## İstenenler
**1.** Abdülhamid yazısı hangi kitaptan çevrilmiştir?
**2.** Abdülhamid yazısının "Arkasında savaşılır ve" sözleriyle başlayıp "hemen kaldırdığını görürüz." sözleriyle biten bölümünü harfi harfine yazın.
**3.** Abdülhamid yazısına kaldığı yerden devam edin.

## Sayfa alıntısı
====

Bu
yazı Ar-Raya (3. baskı 4 Nisan 1994) kitabından çeviridir.
“Müslümanların
halifesi Abdülhamid’in İngilizlere verdiği ültimatom (uyarı)”
Sultan
Abdülhamid’in tutumu (tavrı) bizlere, Hilafet Devletinin en
zayıf anlarında bile bir halifenin yönettiği güçlü ümmetin,
batı dünyasının gözlerini ne kadar korkuttuğunu gösteriyor.
Müslümanların halifesi Abdülhamid, ümmetin hem siyasi hem
ruhani lideriydi. Siyasi olarak tek bir devlet altında birleşmiş
ümmet, her yandan aldığı darbelerle acı çekmesine rağmen, düşmanları
için hâlâ büyük bir tehlike oluşturuyordu. Bu durum bize, Allah’ın
Resulünün şu hadisini hatırlatıyor: “Halife kalkandır.
Arkasında savaşılır ve korunulur.” Şimdi bu noktaya iki
örnekle değinelim:
Örnek
1:
Bu
örnekte; Hilafet Devletinin en zayıf anlarında bile, kendilerine
açılacak bir cihat tehdidi ve korkusuyla İngilizlerin, Peygamberimizin
(sav) küçümsendiği bir tiyatro oyununu hemen kaldırdığını görürüz.

====

## Çıkarılan bilgiler
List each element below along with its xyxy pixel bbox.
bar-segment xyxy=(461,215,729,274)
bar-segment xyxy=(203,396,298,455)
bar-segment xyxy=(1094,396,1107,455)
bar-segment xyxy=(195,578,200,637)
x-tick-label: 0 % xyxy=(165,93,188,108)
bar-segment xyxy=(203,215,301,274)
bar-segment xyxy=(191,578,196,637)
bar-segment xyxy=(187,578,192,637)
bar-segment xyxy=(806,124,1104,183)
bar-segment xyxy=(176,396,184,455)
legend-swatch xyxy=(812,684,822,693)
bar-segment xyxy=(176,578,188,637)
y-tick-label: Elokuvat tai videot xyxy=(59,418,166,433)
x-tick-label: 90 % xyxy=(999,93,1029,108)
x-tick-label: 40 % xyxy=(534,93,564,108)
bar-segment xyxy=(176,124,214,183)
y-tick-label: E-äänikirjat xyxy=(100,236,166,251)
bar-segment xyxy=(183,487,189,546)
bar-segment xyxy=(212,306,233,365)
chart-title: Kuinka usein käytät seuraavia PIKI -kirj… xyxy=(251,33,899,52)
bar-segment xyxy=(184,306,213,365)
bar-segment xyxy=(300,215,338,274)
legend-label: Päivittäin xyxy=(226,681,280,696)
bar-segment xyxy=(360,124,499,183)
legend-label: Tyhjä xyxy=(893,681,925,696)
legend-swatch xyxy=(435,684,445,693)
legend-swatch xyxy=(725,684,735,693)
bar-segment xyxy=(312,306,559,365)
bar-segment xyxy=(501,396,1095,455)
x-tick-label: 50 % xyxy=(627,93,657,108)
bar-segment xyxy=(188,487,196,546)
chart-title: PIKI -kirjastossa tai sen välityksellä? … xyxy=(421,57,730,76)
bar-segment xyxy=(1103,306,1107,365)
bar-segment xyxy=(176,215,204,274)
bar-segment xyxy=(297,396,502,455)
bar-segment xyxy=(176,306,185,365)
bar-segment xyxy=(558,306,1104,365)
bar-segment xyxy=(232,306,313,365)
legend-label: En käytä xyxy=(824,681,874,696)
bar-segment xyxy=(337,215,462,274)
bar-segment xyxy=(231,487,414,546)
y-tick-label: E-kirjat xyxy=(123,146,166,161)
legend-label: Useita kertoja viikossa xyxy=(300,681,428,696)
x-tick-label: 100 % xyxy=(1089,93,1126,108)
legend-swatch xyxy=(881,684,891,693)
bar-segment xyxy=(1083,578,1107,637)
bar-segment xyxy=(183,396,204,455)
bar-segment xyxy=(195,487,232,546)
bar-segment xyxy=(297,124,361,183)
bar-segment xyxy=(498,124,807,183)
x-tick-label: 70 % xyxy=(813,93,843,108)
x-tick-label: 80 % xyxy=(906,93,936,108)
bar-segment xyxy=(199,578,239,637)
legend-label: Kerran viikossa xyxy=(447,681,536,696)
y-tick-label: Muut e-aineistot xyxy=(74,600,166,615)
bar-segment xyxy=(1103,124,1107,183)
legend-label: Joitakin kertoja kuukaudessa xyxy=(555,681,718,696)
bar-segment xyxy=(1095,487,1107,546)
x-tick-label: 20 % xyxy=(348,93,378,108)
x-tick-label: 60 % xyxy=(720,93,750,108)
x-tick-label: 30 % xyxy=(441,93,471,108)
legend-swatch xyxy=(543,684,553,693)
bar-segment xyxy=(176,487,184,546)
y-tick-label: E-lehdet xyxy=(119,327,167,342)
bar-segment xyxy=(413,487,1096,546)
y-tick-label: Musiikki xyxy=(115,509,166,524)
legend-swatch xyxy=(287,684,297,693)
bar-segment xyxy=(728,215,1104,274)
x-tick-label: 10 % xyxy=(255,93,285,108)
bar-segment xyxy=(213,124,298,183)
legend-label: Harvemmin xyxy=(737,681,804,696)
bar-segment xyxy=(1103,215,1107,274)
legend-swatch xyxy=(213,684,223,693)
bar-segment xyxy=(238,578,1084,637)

====

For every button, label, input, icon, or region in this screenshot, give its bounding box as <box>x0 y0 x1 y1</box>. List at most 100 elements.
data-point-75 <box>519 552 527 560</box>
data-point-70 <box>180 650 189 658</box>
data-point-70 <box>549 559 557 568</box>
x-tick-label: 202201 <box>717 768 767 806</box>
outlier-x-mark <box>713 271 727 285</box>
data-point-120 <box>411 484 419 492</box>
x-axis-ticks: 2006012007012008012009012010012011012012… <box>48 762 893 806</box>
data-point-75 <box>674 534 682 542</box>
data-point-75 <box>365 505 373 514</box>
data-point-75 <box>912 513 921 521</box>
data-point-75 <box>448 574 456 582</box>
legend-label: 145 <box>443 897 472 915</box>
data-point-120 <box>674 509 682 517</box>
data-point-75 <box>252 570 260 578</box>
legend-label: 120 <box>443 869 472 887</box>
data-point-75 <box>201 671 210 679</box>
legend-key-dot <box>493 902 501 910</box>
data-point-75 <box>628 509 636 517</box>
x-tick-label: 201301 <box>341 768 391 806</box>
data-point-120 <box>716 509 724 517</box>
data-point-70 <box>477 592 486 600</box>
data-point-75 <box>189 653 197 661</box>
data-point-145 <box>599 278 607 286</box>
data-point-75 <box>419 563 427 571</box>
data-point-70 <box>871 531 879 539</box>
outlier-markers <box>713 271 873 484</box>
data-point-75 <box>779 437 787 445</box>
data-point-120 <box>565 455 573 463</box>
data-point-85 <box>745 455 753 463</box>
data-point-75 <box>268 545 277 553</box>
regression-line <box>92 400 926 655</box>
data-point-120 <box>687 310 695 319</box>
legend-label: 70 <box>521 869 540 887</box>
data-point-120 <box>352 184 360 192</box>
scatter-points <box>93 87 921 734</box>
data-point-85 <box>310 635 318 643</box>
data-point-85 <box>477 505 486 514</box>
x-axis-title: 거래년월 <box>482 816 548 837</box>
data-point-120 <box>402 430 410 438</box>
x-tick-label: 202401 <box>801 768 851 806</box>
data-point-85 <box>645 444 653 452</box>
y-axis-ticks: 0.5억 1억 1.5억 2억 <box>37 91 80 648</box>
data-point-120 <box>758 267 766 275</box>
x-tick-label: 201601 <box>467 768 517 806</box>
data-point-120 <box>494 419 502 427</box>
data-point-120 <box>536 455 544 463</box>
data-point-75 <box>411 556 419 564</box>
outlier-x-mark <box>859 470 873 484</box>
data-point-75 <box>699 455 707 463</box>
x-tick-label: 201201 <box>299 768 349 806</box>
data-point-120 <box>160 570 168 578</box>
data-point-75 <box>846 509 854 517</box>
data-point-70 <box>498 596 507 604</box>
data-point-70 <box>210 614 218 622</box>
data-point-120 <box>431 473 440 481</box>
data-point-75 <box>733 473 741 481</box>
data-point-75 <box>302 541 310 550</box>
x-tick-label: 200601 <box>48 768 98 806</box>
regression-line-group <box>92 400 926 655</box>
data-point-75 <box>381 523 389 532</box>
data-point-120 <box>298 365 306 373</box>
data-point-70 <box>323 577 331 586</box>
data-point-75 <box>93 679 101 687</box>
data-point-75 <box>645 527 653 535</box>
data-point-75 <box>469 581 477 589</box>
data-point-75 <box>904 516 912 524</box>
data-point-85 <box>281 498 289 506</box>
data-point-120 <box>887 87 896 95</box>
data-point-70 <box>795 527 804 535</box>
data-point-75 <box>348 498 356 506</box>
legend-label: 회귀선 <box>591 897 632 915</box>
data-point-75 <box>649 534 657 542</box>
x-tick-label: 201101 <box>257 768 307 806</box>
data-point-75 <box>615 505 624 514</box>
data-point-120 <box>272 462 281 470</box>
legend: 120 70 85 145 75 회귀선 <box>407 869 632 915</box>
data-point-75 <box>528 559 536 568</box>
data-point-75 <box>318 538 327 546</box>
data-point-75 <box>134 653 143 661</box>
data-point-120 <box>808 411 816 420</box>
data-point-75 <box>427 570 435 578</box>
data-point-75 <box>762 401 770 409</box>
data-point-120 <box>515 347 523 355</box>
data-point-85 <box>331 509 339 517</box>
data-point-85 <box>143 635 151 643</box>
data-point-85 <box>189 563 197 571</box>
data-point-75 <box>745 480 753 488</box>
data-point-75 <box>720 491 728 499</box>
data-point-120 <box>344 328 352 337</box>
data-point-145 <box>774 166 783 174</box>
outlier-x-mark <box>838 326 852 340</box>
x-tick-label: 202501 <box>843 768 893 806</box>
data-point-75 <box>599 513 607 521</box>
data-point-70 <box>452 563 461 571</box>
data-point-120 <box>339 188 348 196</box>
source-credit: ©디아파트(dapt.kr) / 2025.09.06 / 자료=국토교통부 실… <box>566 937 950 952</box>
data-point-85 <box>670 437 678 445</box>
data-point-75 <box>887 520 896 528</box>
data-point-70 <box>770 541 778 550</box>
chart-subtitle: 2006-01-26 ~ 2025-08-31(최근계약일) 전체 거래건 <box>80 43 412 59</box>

====

## Alıştırma cevapları
**1.** Ar-Raya kitabından (3. baskı, 4 Nisan 1994).

**2.**
Arkasında savaşılır ve korunulur.” Şimdi bu noktaya iki
örnekle değinelim:
Örnek
1:
Bu
örnekte; Hilafet Devletinin en zayıf anlarında bile, kendilerine
açılacak bir cihat tehdidi ve korkusuyla İngilizlerin, Peygamberimizin
(sav) küçümsendiği bir tiyatro oyununu hemen kaldırdığını görürüz.

**3.**
Bu vakıa bugün bizlere yabancı değildir. Dünya medyasında
yaygın bir şekilde İslam dini küçümsenmektedir. Müslümanların
kendilerini ve inançlarını koruyacak, bir halifeleri olsaydı,
Salman Rüştü’nün istekleri yerine gelir miydi?
Müslümanlar
bugün içerisinde bulundukları utanç verici duruma daha evvel
hiç düşmemişlerdi. Müslümanların öldürülmeleri, tecavüze
ve haksızlıklara uğramaları, kafirlerin yaptıkları ortak bir
zulüm haline gelmiştir. Müslim’den rivayet edilen bir hadise
göre Peygamberimiz (sav) şöyle buyurmaktadır: “Halife
kalkandır. Arkasında savaşılır ve korunulur.”
Bu
olay, İslam tarihinin en zayıf anlarında, Hilafet için Avrupa’nın;
“hasta adam” dediği dönemde vukuu bulmuştur.
Paris’te,
Voltair’in yazıları üzerine temellendirilmiş bir oyun
sergilenmişti. “Muhammed ve aşırıcılık (fanatizm)”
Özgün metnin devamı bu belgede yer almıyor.